From the listing below, return each line that includes "screenshot".

(Dataset items)
------------------------------------

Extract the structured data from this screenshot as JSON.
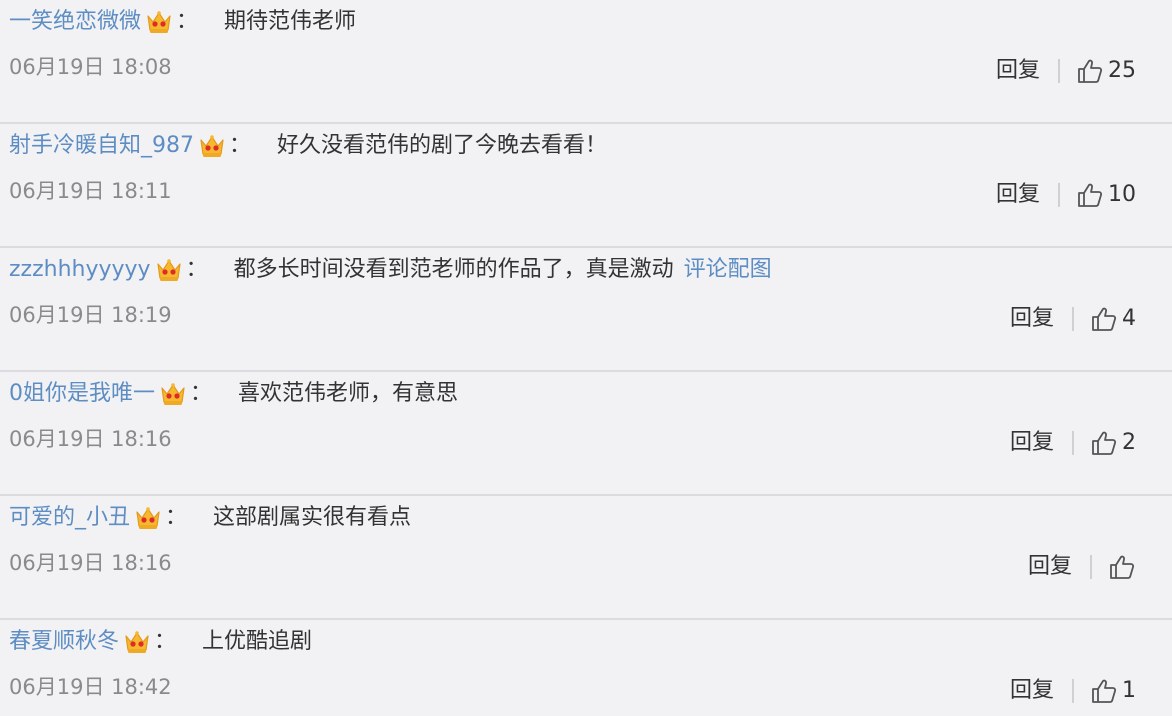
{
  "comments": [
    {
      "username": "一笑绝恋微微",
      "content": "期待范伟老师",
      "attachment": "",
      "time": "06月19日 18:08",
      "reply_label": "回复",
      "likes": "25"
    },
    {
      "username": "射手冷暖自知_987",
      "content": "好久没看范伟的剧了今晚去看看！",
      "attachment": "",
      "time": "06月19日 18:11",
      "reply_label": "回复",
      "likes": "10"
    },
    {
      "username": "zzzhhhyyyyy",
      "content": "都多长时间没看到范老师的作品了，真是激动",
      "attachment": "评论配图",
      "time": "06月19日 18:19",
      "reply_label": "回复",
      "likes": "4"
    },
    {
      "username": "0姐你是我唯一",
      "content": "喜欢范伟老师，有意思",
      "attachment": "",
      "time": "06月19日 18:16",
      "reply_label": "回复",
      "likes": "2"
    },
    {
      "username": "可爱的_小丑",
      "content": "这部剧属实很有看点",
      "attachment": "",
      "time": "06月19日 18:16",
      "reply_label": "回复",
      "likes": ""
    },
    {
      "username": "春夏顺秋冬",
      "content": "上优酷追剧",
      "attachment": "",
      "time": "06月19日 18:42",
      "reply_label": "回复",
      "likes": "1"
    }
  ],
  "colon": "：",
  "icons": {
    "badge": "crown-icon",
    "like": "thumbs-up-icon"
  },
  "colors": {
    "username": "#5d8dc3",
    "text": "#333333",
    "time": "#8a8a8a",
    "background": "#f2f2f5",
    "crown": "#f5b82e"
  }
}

------------------------------------

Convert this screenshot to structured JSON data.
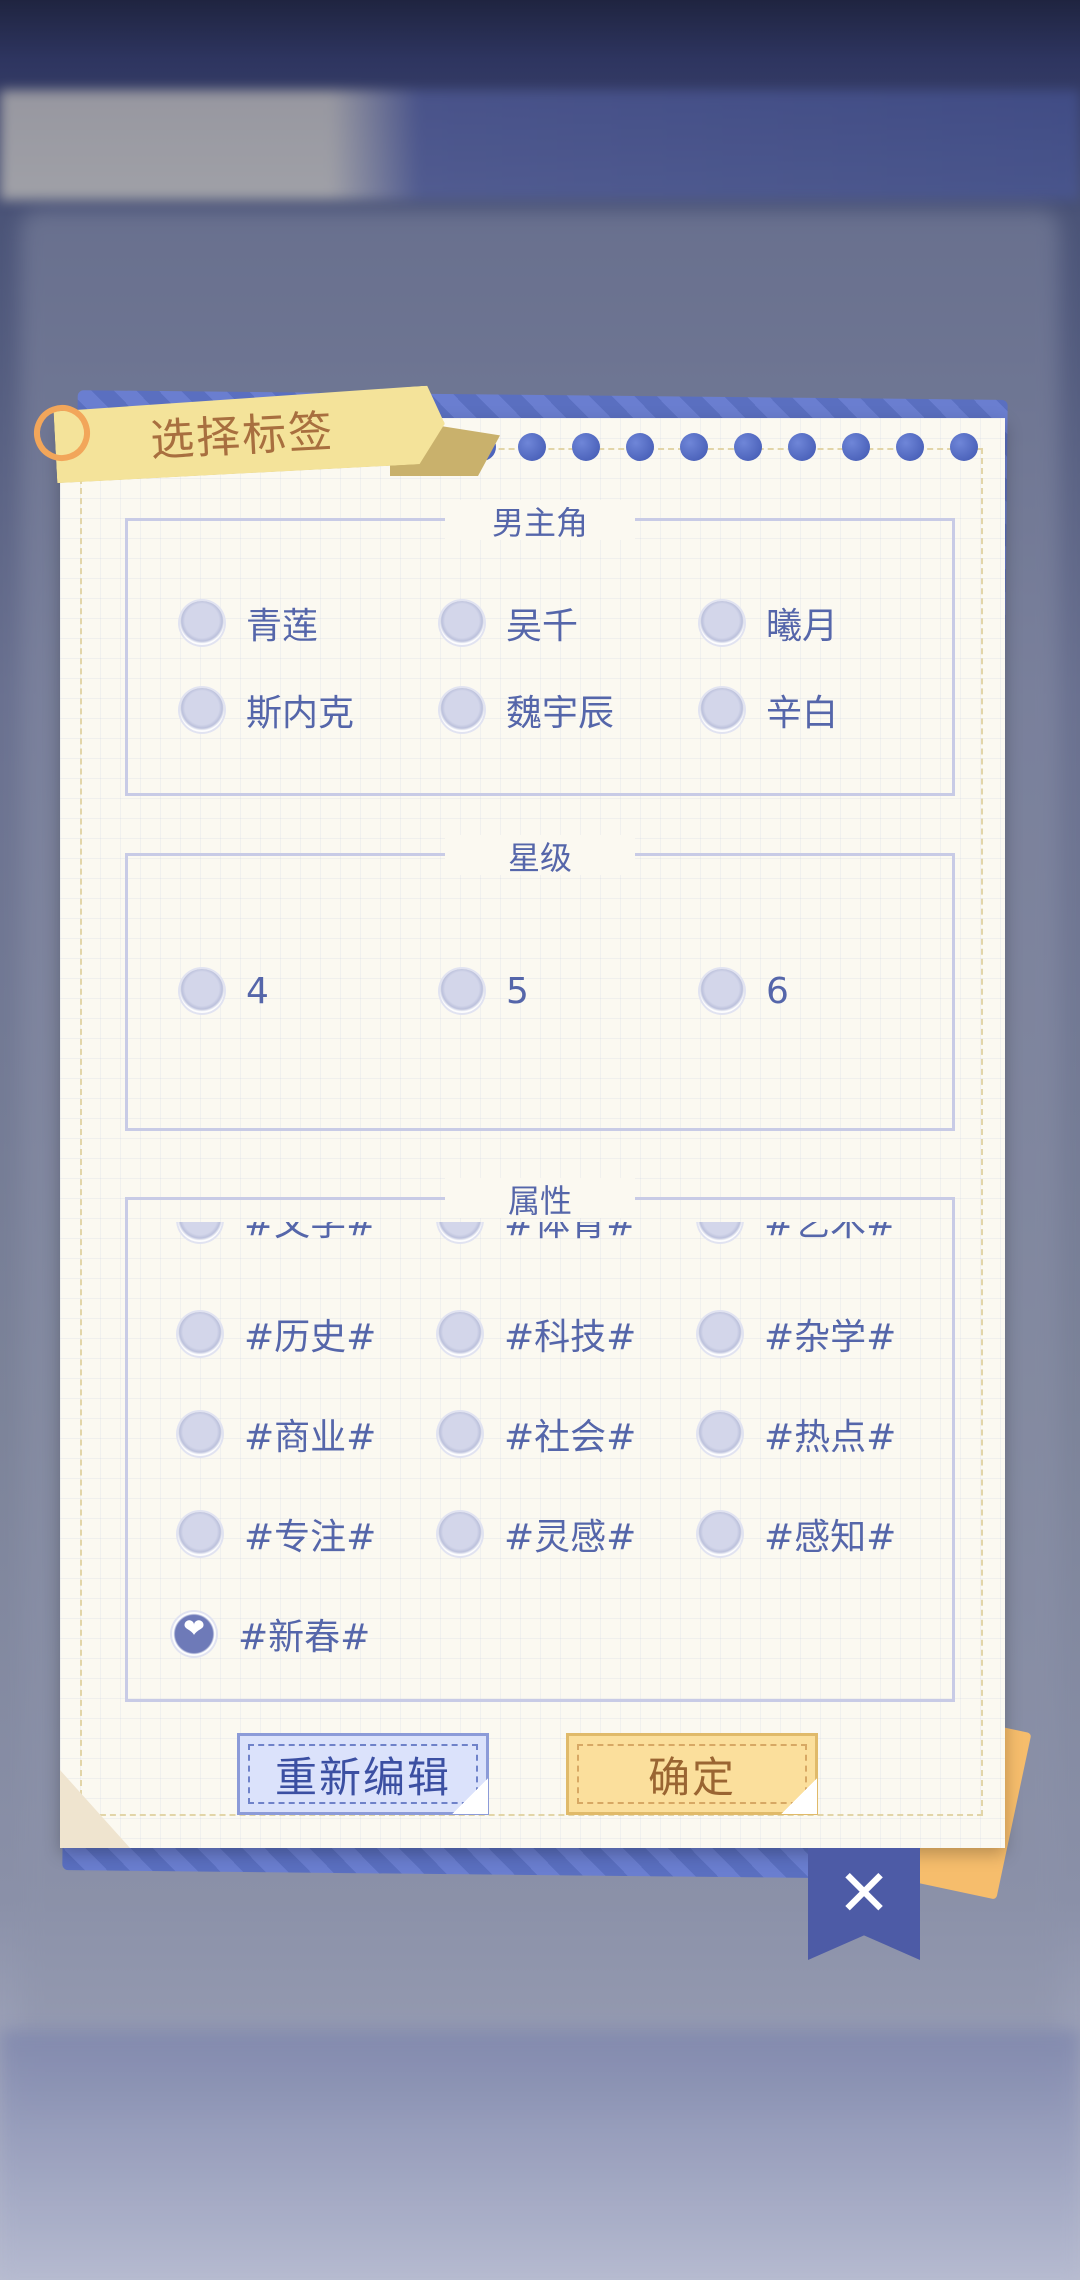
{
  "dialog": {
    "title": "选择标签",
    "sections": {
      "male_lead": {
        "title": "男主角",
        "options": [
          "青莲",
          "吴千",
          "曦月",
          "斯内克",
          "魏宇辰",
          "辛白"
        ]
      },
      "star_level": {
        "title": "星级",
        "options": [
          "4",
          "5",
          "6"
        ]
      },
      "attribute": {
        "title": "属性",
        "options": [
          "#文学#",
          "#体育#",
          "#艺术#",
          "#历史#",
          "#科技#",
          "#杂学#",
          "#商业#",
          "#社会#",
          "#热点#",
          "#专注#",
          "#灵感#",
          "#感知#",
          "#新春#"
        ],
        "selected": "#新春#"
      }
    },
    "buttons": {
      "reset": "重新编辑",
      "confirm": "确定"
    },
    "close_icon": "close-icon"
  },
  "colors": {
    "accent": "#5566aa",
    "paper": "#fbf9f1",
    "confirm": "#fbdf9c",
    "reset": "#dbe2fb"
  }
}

------------------------------------

- **Exercise solution**
Extract the structured data from this screenshot as JSON.
Convert this screenshot to structured JSON data.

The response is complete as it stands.